(Raw records)
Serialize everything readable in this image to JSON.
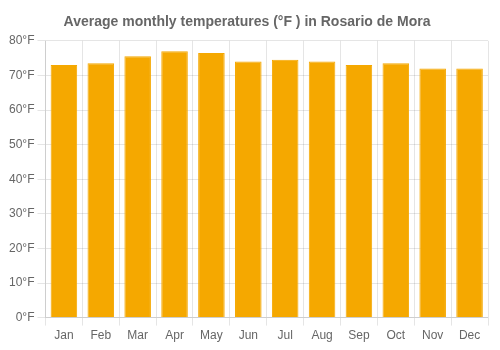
{
  "chart_data": {
    "type": "bar",
    "title": "Average monthly temperatures (°F ) in Rosario de Mora",
    "categories": [
      "Jan",
      "Feb",
      "Mar",
      "Apr",
      "May",
      "Jun",
      "Jul",
      "Aug",
      "Sep",
      "Oct",
      "Nov",
      "Dec"
    ],
    "values": [
      73,
      73.5,
      75.5,
      77,
      76.5,
      74,
      74.5,
      74,
      73,
      73.5,
      72,
      72
    ],
    "color": "#F5A800",
    "ylim": [
      0,
      80
    ],
    "yticks": [
      {
        "value": 0,
        "label": "0°F"
      },
      {
        "value": 10,
        "label": "10°F"
      },
      {
        "value": 20,
        "label": "20°F"
      },
      {
        "value": 30,
        "label": "30°F"
      },
      {
        "value": 40,
        "label": "40°F"
      },
      {
        "value": 50,
        "label": "50°F"
      },
      {
        "value": 60,
        "label": "60°F"
      },
      {
        "value": 70,
        "label": "70°F"
      },
      {
        "value": 80,
        "label": "80°F"
      }
    ],
    "grid": true
  }
}
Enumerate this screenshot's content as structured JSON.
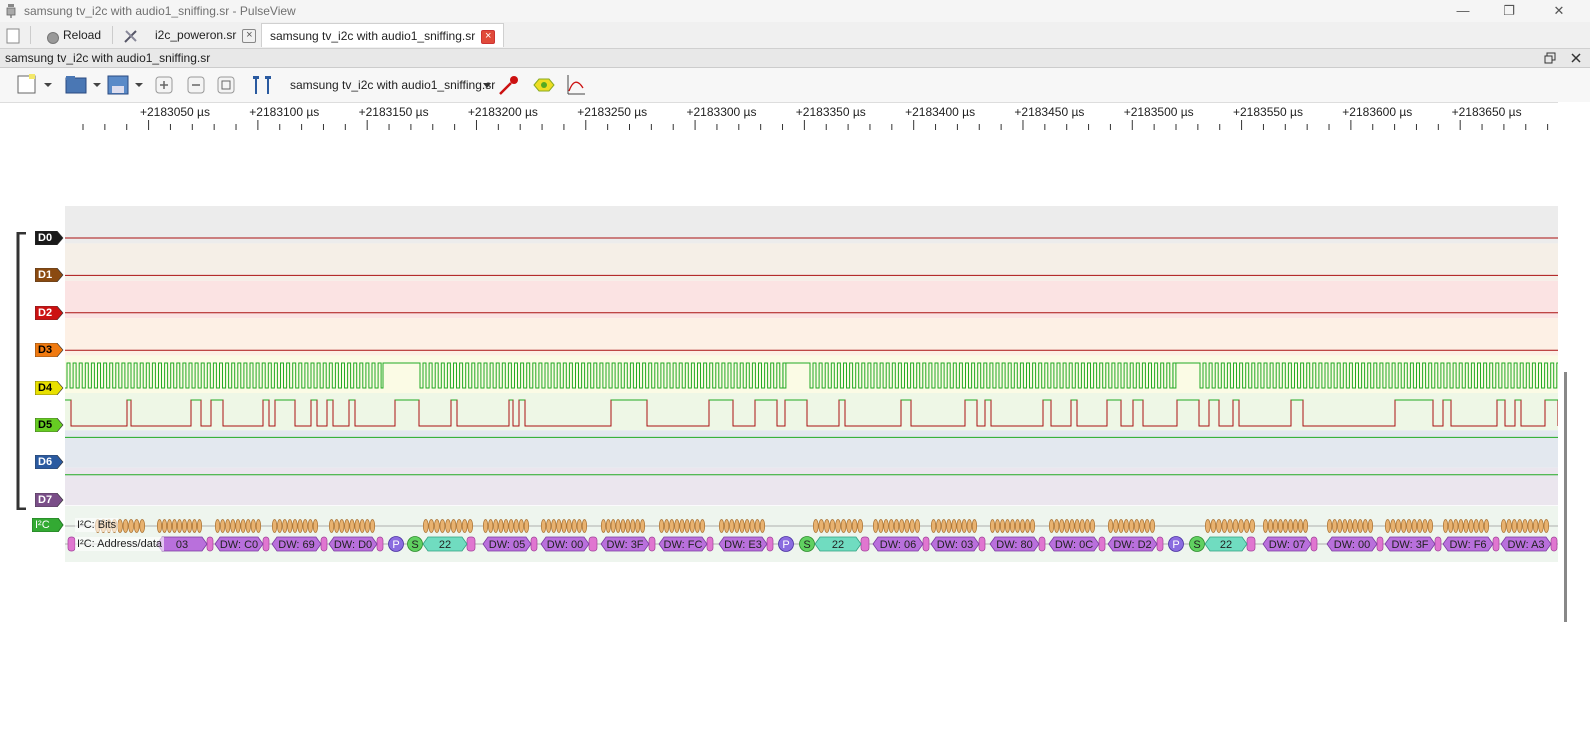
{
  "window": {
    "title": "samsung tv_i2c with audio1_sniffing.sr - PulseView",
    "minimize": "—",
    "restore": "❐",
    "close": "✕"
  },
  "tabbar": {
    "reload_label": "Reload",
    "tabs": [
      {
        "label": "i2c_poweron.sr",
        "active": false
      },
      {
        "label": "samsung tv_i2c with audio1_sniffing.sr",
        "active": true
      }
    ]
  },
  "document": {
    "title": "samsung tv_i2c with audio1_sniffing.sr"
  },
  "toolbar": {
    "session_label": "samsung tv_i2c with audio1_sniffing.sr"
  },
  "ruler": {
    "labels": [
      "+2183050 µs",
      "+2183100 µs",
      "+2183150 µs",
      "+2183200 µs",
      "+2183250 µs",
      "+2183300 µs",
      "+2183350 µs",
      "+2183400 µs",
      "+2183450 µs",
      "+2183500 µs",
      "+2183550 µs",
      "+2183600 µs",
      "+2183650 µs"
    ]
  },
  "channels": [
    {
      "name": "D0",
      "color": "#1a1a1a",
      "text": "#fff",
      "bg": "#ececec"
    },
    {
      "name": "D1",
      "color": "#8a4a10",
      "text": "#fff",
      "bg": "#f5efe7"
    },
    {
      "name": "D2",
      "color": "#cc1111",
      "text": "#fff",
      "bg": "#fbe3e3"
    },
    {
      "name": "D3",
      "color": "#f07a10",
      "text": "#000",
      "bg": "#fdf0e5"
    },
    {
      "name": "D4",
      "color": "#e8e000",
      "text": "#000",
      "bg": "#fbfbe5"
    },
    {
      "name": "D5",
      "color": "#66cc22",
      "text": "#000",
      "bg": "#eef7e6"
    },
    {
      "name": "D6",
      "color": "#2a5aa0",
      "text": "#fff",
      "bg": "#e3e8ef"
    },
    {
      "name": "D7",
      "color": "#7a4e88",
      "text": "#fff",
      "bg": "#ebe6ee"
    }
  ],
  "decoder": {
    "name": "I²C",
    "color": "#33aa33",
    "rows": [
      {
        "label": "I²C: Bits"
      },
      {
        "label": "I²C: Address/data"
      }
    ],
    "annotations": [
      {
        "type": "data",
        "text": "03"
      },
      {
        "type": "data",
        "text": "DW: C0"
      },
      {
        "type": "data",
        "text": "DW: 69"
      },
      {
        "type": "data",
        "text": "DW: D0"
      },
      {
        "type": "stop",
        "text": "P"
      },
      {
        "type": "start",
        "text": "S"
      },
      {
        "type": "addr",
        "text": "22"
      },
      {
        "type": "data",
        "text": "DW: 05"
      },
      {
        "type": "data",
        "text": "DW: 00"
      },
      {
        "type": "data",
        "text": "DW: 3F"
      },
      {
        "type": "data",
        "text": "DW: FC"
      },
      {
        "type": "data",
        "text": "DW: E3"
      },
      {
        "type": "stop",
        "text": "P"
      },
      {
        "type": "start",
        "text": "S"
      },
      {
        "type": "addr",
        "text": "22"
      },
      {
        "type": "data",
        "text": "DW: 06"
      },
      {
        "type": "data",
        "text": "DW: 03"
      },
      {
        "type": "data",
        "text": "DW: 80"
      },
      {
        "type": "data",
        "text": "DW: 0C"
      },
      {
        "type": "data",
        "text": "DW: D2"
      },
      {
        "type": "stop",
        "text": "P"
      },
      {
        "type": "start",
        "text": "S"
      },
      {
        "type": "addr",
        "text": "22"
      },
      {
        "type": "data",
        "text": "DW: 07"
      },
      {
        "type": "data",
        "text": "DW: 00"
      },
      {
        "type": "data",
        "text": "DW: 3F"
      },
      {
        "type": "data",
        "text": "DW: F6"
      },
      {
        "type": "data",
        "text": "DW: A3"
      }
    ]
  }
}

(Short problem) Reproduce all the records verbatim, excluding images.

(The result)
Serialize everything readable in this image to JSON.
{
  "chart_data": {
    "type": "bar",
    "title": "Average monthly temperatures (°F ) in Rosario de Mora",
    "categories": [
      "Jan",
      "Feb",
      "Mar",
      "Apr",
      "May",
      "Jun",
      "Jul",
      "Aug",
      "Sep",
      "Oct",
      "Nov",
      "Dec"
    ],
    "values": [
      73,
      73.5,
      75.5,
      77,
      76.5,
      74,
      74.5,
      74,
      73,
      73.5,
      72,
      72
    ],
    "color": "#F5A800",
    "ylim": [
      0,
      80
    ],
    "yticks": [
      {
        "value": 0,
        "label": "0°F"
      },
      {
        "value": 10,
        "label": "10°F"
      },
      {
        "value": 20,
        "label": "20°F"
      },
      {
        "value": 30,
        "label": "30°F"
      },
      {
        "value": 40,
        "label": "40°F"
      },
      {
        "value": 50,
        "label": "50°F"
      },
      {
        "value": 60,
        "label": "60°F"
      },
      {
        "value": 70,
        "label": "70°F"
      },
      {
        "value": 80,
        "label": "80°F"
      }
    ],
    "grid": true
  }
}
Enumerate this screenshot's content as structured JSON.
{
  "window": {
    "title": "samsung tv_i2c with audio1_sniffing.sr - PulseView",
    "minimize": "—",
    "restore": "❐",
    "close": "✕"
  },
  "tabbar": {
    "reload_label": "Reload",
    "tabs": [
      {
        "label": "i2c_poweron.sr",
        "active": false
      },
      {
        "label": "samsung tv_i2c with audio1_sniffing.sr",
        "active": true
      }
    ]
  },
  "document": {
    "title": "samsung tv_i2c with audio1_sniffing.sr"
  },
  "toolbar": {
    "session_label": "samsung tv_i2c with audio1_sniffing.sr"
  },
  "ruler": {
    "labels": [
      "+2183050 µs",
      "+2183100 µs",
      "+2183150 µs",
      "+2183200 µs",
      "+2183250 µs",
      "+2183300 µs",
      "+2183350 µs",
      "+2183400 µs",
      "+2183450 µs",
      "+2183500 µs",
      "+2183550 µs",
      "+2183600 µs",
      "+2183650 µs"
    ]
  },
  "channels": [
    {
      "name": "D0",
      "color": "#1a1a1a",
      "text": "#fff",
      "bg": "#ececec"
    },
    {
      "name": "D1",
      "color": "#8a4a10",
      "text": "#fff",
      "bg": "#f5efe7"
    },
    {
      "name": "D2",
      "color": "#cc1111",
      "text": "#fff",
      "bg": "#fbe3e3"
    },
    {
      "name": "D3",
      "color": "#f07a10",
      "text": "#000",
      "bg": "#fdf0e5"
    },
    {
      "name": "D4",
      "color": "#e8e000",
      "text": "#000",
      "bg": "#fbfbe5"
    },
    {
      "name": "D5",
      "color": "#66cc22",
      "text": "#000",
      "bg": "#eef7e6"
    },
    {
      "name": "D6",
      "color": "#2a5aa0",
      "text": "#fff",
      "bg": "#e3e8ef"
    },
    {
      "name": "D7",
      "color": "#7a4e88",
      "text": "#fff",
      "bg": "#ebe6ee"
    }
  ],
  "decoder": {
    "name": "I²C",
    "color": "#33aa33",
    "rows": [
      {
        "label": "I²C: Bits"
      },
      {
        "label": "I²C: Address/data"
      }
    ],
    "annotations": [
      {
        "type": "data",
        "text": "03"
      },
      {
        "type": "data",
        "text": "DW: C0"
      },
      {
        "type": "data",
        "text": "DW: 69"
      },
      {
        "type": "data",
        "text": "DW: D0"
      },
      {
        "type": "stop",
        "text": "P"
      },
      {
        "type": "start",
        "text": "S"
      },
      {
        "type": "addr",
        "text": "22"
      },
      {
        "type": "data",
        "text": "DW: 05"
      },
      {
        "type": "data",
        "text": "DW: 00"
      },
      {
        "type": "data",
        "text": "DW: 3F"
      },
      {
        "type": "data",
        "text": "DW: FC"
      },
      {
        "type": "data",
        "text": "DW: E3"
      },
      {
        "type": "stop",
        "text": "P"
      },
      {
        "type": "start",
        "text": "S"
      },
      {
        "type": "addr",
        "text": "22"
      },
      {
        "type": "data",
        "text": "DW: 06"
      },
      {
        "type": "data",
        "text": "DW: 03"
      },
      {
        "type": "data",
        "text": "DW: 80"
      },
      {
        "type": "data",
        "text": "DW: 0C"
      },
      {
        "type": "data",
        "text": "DW: D2"
      },
      {
        "type": "stop",
        "text": "P"
      },
      {
        "type": "start",
        "text": "S"
      },
      {
        "type": "addr",
        "text": "22"
      },
      {
        "type": "data",
        "text": "DW: 07"
      },
      {
        "type": "data",
        "text": "DW: 00"
      },
      {
        "type": "data",
        "text": "DW: 3F"
      },
      {
        "type": "data",
        "text": "DW: F6"
      },
      {
        "type": "data",
        "text": "DW: A3"
      }
    ]
  }
}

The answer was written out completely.